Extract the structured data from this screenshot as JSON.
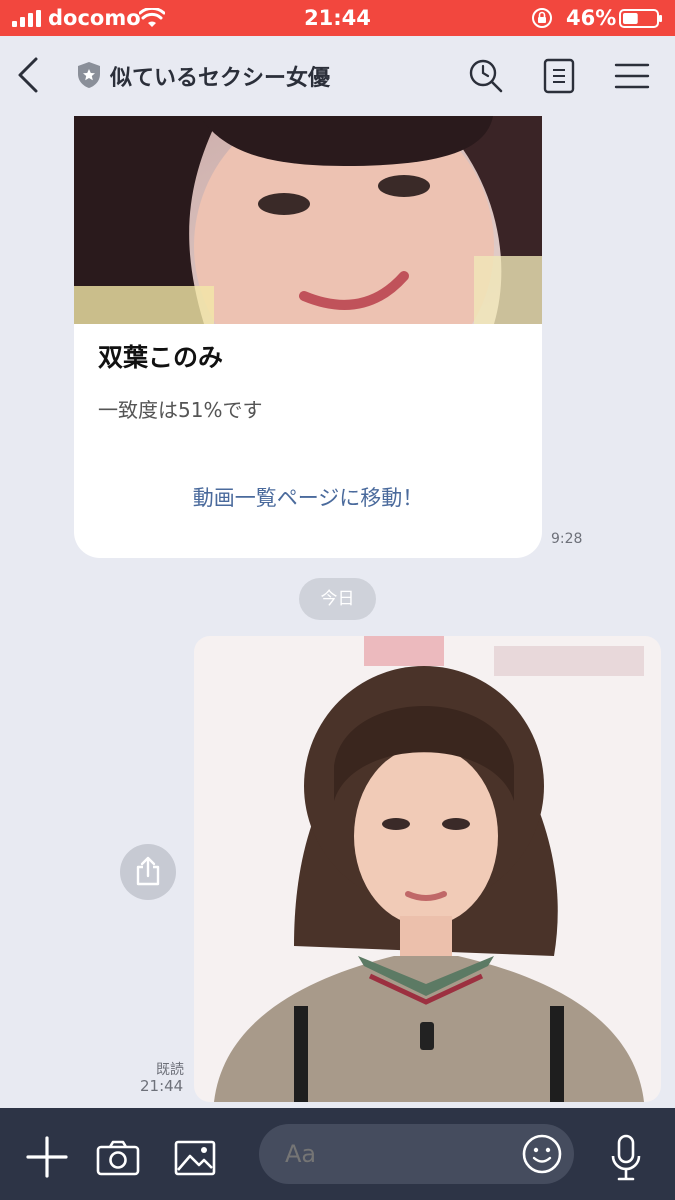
{
  "status_bar": {
    "carrier": "docomo",
    "time": "21:44",
    "battery": "46%",
    "battery_level": 0.46
  },
  "header": {
    "title": "似ているセクシー女優",
    "icons": [
      "back-icon",
      "shield-star-icon",
      "search-history-icon",
      "notes-icon",
      "menu-icon"
    ]
  },
  "messages": {
    "card": {
      "name": "双葉このみ",
      "score": "一致度は51%です",
      "link": "動画一覧ページに移動！",
      "time": "9:28"
    },
    "date_divider": "今日",
    "photo_message": {
      "read_label": "既読",
      "time": "21:44"
    }
  },
  "input_bar": {
    "placeholder": "Aa",
    "icons": [
      "plus-icon",
      "camera-icon",
      "image-icon",
      "smile-icon",
      "mic-icon"
    ]
  },
  "colors": {
    "status_bar": "#f2473e",
    "chat_background": "#e8eaf2",
    "bottom_bar": "#2d3446",
    "link": "#4a6a9c"
  }
}
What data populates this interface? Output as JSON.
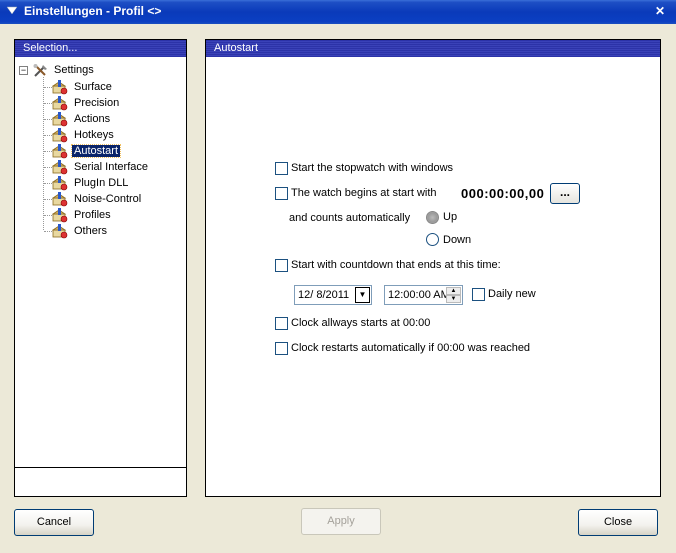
{
  "window": {
    "title": "Einstellungen - Profil <>",
    "close_glyph": "✕"
  },
  "sidebar": {
    "header": "Selection...",
    "root_label": "Settings",
    "root_expander": "−",
    "items": [
      {
        "label": "Surface"
      },
      {
        "label": "Precision"
      },
      {
        "label": "Actions"
      },
      {
        "label": "Hotkeys"
      },
      {
        "label": "Autostart",
        "selected": true
      },
      {
        "label": "Serial Interface"
      },
      {
        "label": "PlugIn DLL"
      },
      {
        "label": "Noise-Control"
      },
      {
        "label": "Profiles"
      },
      {
        "label": "Others"
      }
    ]
  },
  "main": {
    "header": "Autostart",
    "start_with_windows": "Start the stopwatch with windows",
    "watch_begins": "The watch begins at start with",
    "start_time": "000:00:00,00",
    "browse_label": "...",
    "counts_auto": "and counts automatically",
    "up_label": "Up",
    "down_label": "Down",
    "countdown": "Start with countdown that ends at this time:",
    "date_value": "12/  8/2011",
    "time_value": "12:00:00 AM",
    "daily_new": "Daily new",
    "clock_starts": "Clock allways starts at 00:00",
    "clock_restarts": "Clock restarts automatically if 00:00 was reached"
  },
  "footer": {
    "cancel": "Cancel",
    "apply": "Apply",
    "close": "Close"
  },
  "icons": {
    "tree_item": "settings-gear-icon",
    "root": "tools-icon"
  }
}
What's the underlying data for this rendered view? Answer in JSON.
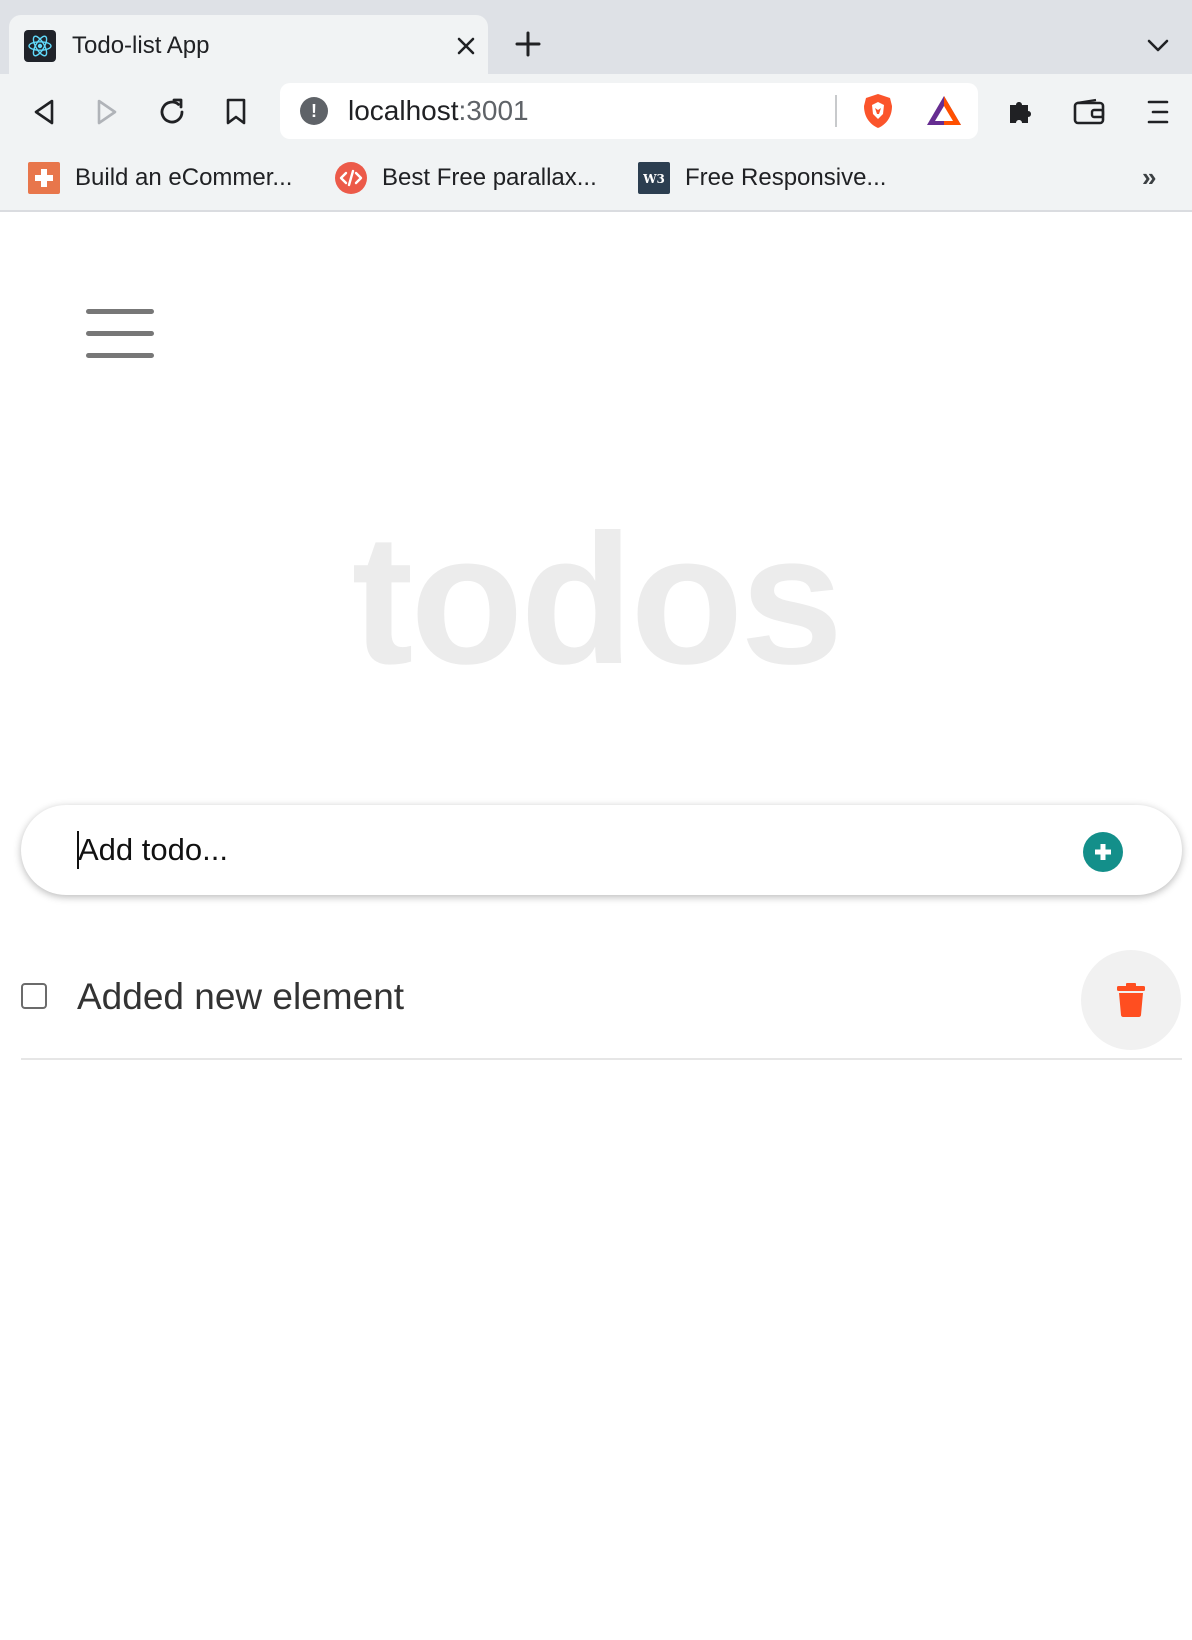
{
  "browser": {
    "tab": {
      "title": "Todo-list App",
      "favicon": "react-icon"
    },
    "address": {
      "host": "localhost",
      "port": ":3001"
    },
    "bookmarks": [
      {
        "label": "Build an eCommer...",
        "icon": "bookmark-plus-icon"
      },
      {
        "label": "Best Free parallax...",
        "icon": "code-icon"
      },
      {
        "label": "Free Responsive...",
        "icon": "w3-icon"
      }
    ],
    "bookmarks_more": "»"
  },
  "page": {
    "title": "todos",
    "add_todo": {
      "value": "",
      "placeholder": "Add todo..."
    },
    "todos": [
      {
        "text": "Added new element",
        "completed": false
      }
    ]
  },
  "colors": {
    "accent": "#138f8a",
    "delete": "#ff4e20",
    "title": "#ececec"
  }
}
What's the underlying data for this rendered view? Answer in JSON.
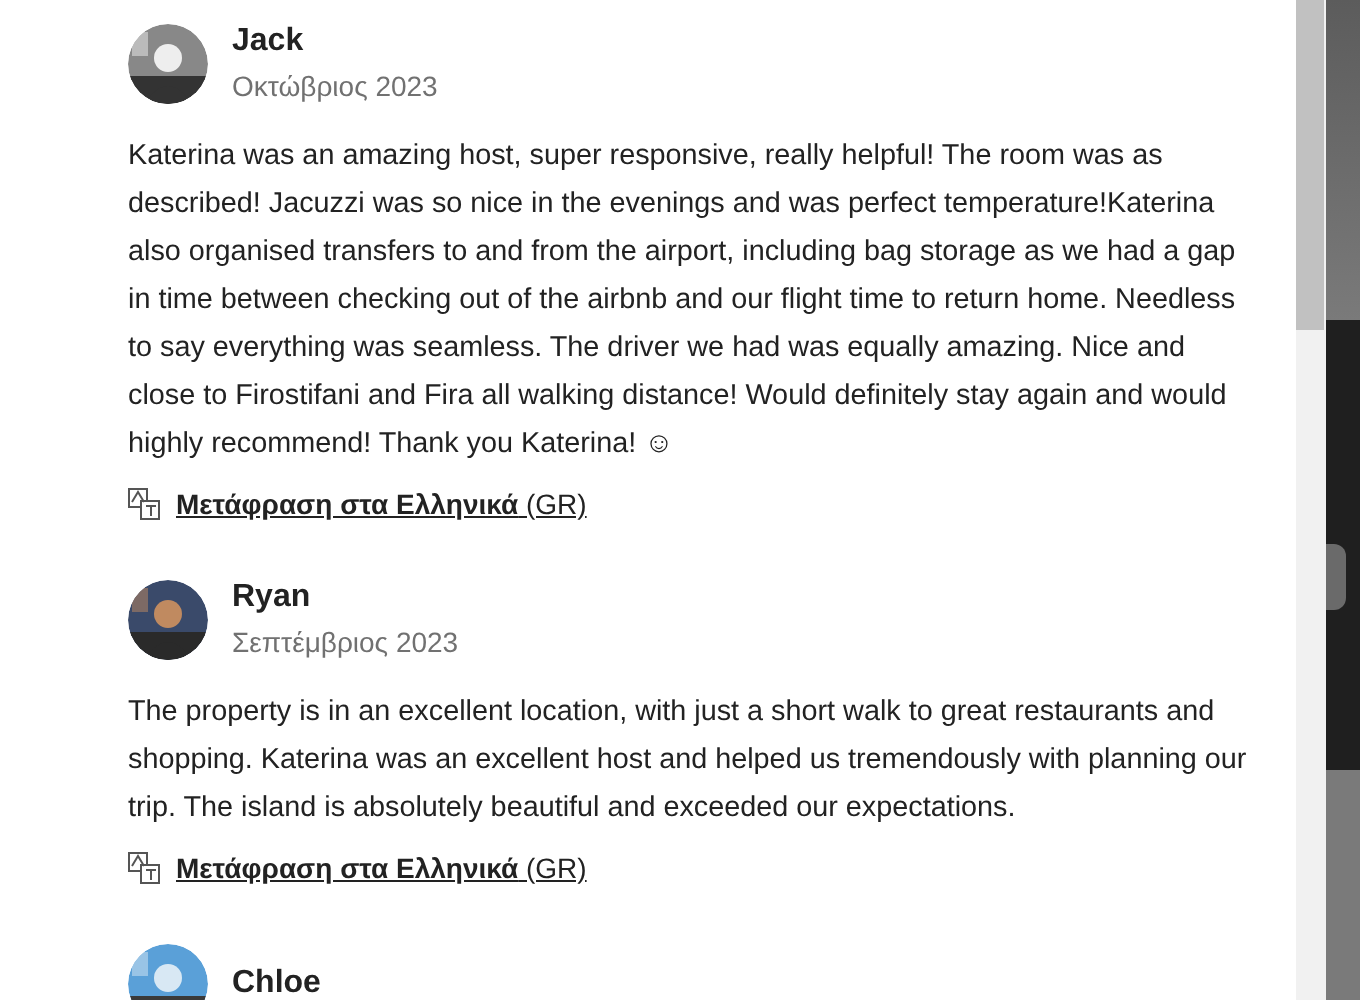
{
  "reviews": [
    {
      "name": "Jack",
      "date": "Οκτώβριος 2023",
      "text": "Katerina was an amazing host, super responsive, really helpful! The room was as described! Jacuzzi was so nice in the evenings and was perfect temperature!Katerina also organised transfers to and from the airport, including bag storage as we had a gap in time between checking out of the airbnb and our flight time to return home. Needless to say everything was seamless. The driver we had was equally amazing. Nice and close to Firostifani and Fira all walking distance! Would definitely stay again and would highly recommend! Thank you Katerina! ☺",
      "translate": "**Μετάφραση στα Ελληνικά** (GR)"
    },
    {
      "name": "Ryan",
      "date": "Σεπτέμβριος 2023",
      "text": "The property is in an excellent location, with just a short walk to great restaurants and shopping. Katerina was an excellent host and helped us tremendously with planning our trip. The island is absolutely beautiful and exceeded our expectations.",
      "translate": "**Μετάφραση στα Ελληνικά** (GR)"
    },
    {
      "name": "Chloe"
    }
  ]
}
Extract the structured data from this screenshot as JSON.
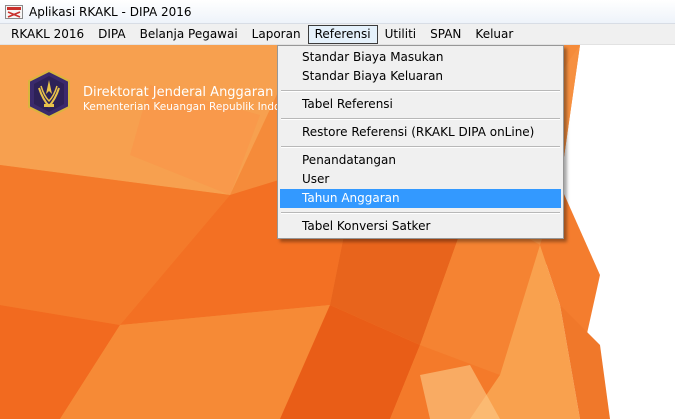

Work to do
Report all lines of the data that include the word "placeholder".

Final result
    "placeholder": "Aa",
      "placeholder": "Add todo..."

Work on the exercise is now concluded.